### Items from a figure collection

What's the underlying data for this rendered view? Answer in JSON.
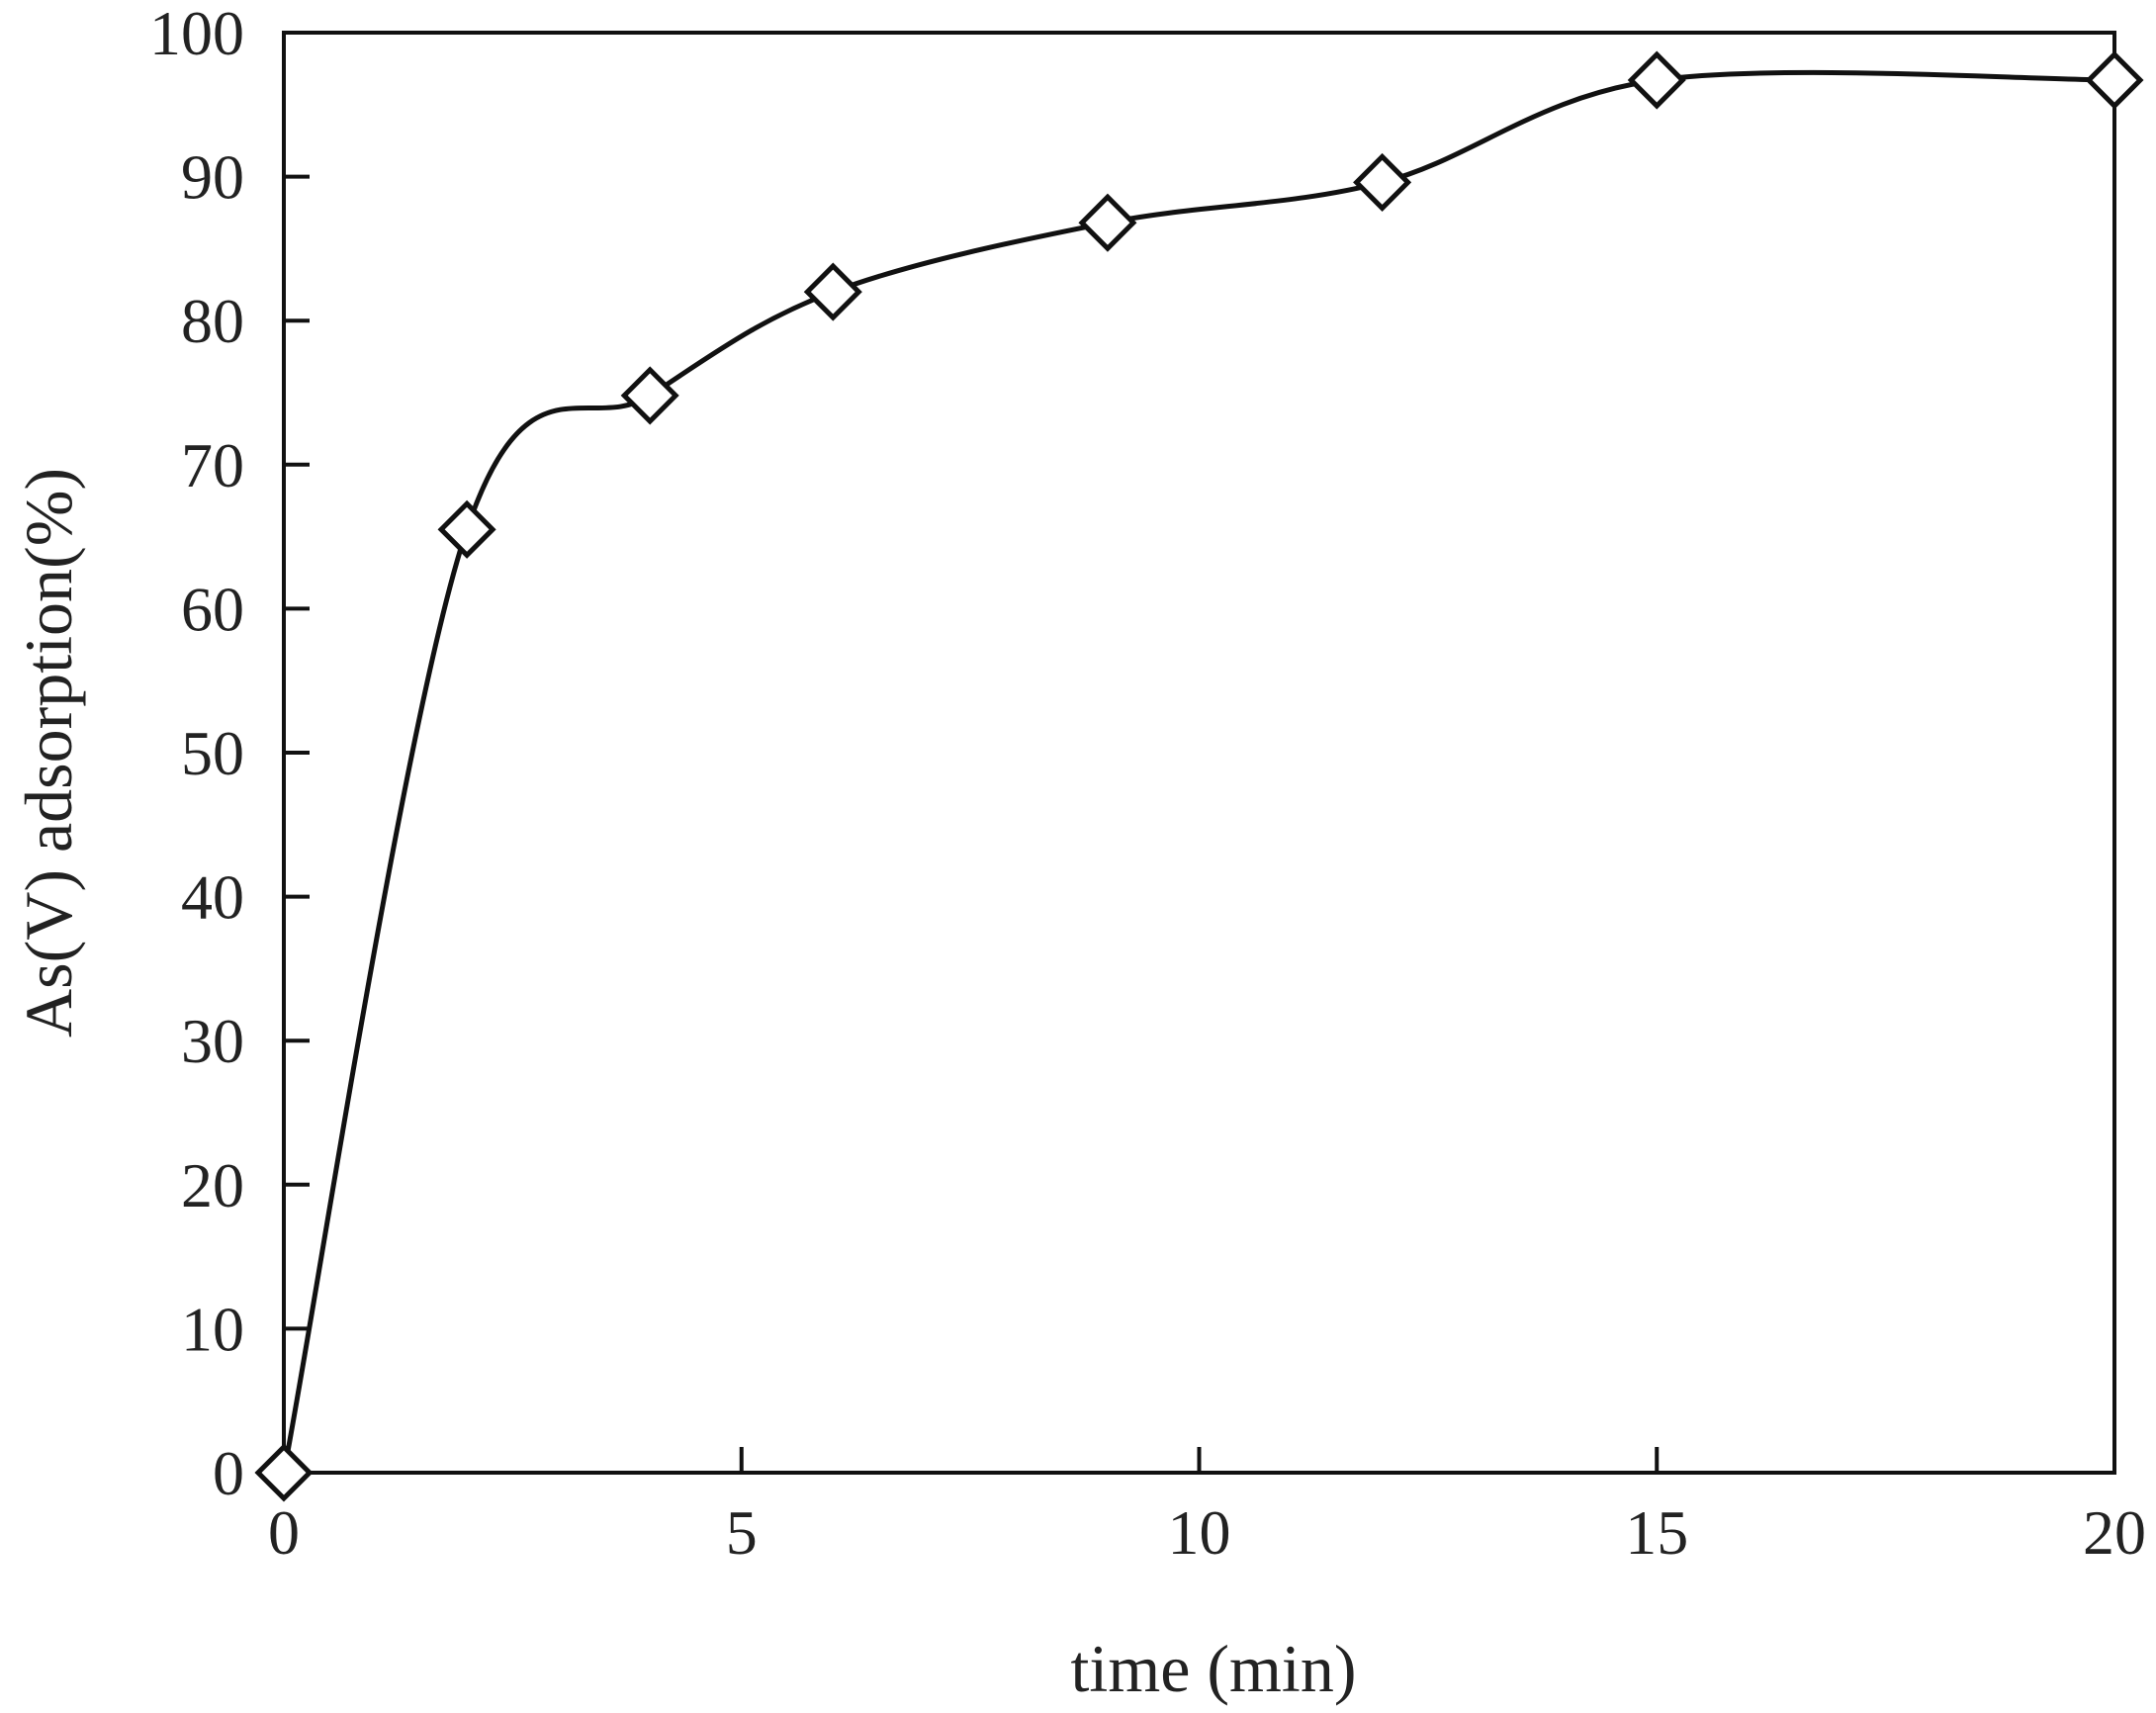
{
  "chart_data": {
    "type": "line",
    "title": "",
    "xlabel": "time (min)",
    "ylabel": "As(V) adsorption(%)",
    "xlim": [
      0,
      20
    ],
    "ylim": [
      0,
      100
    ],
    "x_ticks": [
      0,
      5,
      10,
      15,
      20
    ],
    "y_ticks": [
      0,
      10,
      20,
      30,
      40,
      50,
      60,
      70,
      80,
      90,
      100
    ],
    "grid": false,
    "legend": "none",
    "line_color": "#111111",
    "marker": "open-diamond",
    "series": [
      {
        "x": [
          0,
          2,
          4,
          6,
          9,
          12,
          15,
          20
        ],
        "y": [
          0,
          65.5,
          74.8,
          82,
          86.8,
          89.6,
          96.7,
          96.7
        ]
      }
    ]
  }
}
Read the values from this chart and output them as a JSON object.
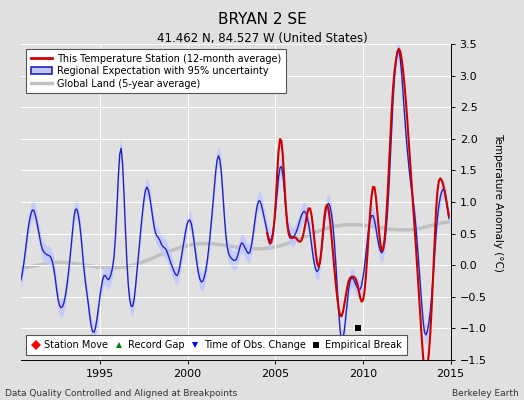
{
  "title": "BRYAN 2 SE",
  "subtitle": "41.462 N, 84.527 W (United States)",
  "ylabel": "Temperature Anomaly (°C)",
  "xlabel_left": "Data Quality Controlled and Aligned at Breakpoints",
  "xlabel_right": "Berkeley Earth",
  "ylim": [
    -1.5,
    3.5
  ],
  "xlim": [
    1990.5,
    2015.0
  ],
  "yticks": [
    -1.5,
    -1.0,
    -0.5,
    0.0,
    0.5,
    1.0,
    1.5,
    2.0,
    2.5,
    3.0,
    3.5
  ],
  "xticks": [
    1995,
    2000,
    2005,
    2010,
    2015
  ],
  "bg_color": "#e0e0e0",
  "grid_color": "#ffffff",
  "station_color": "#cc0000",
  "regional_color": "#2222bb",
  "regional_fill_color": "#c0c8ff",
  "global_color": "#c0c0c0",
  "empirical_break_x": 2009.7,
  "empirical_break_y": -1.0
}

### Request
From the records above, pull out each line that has "ylabel".

### Expected answer
    "ylabel": "As(V) adsorption(%)",
  "ylabel": "Temperature Anomaly (°C)",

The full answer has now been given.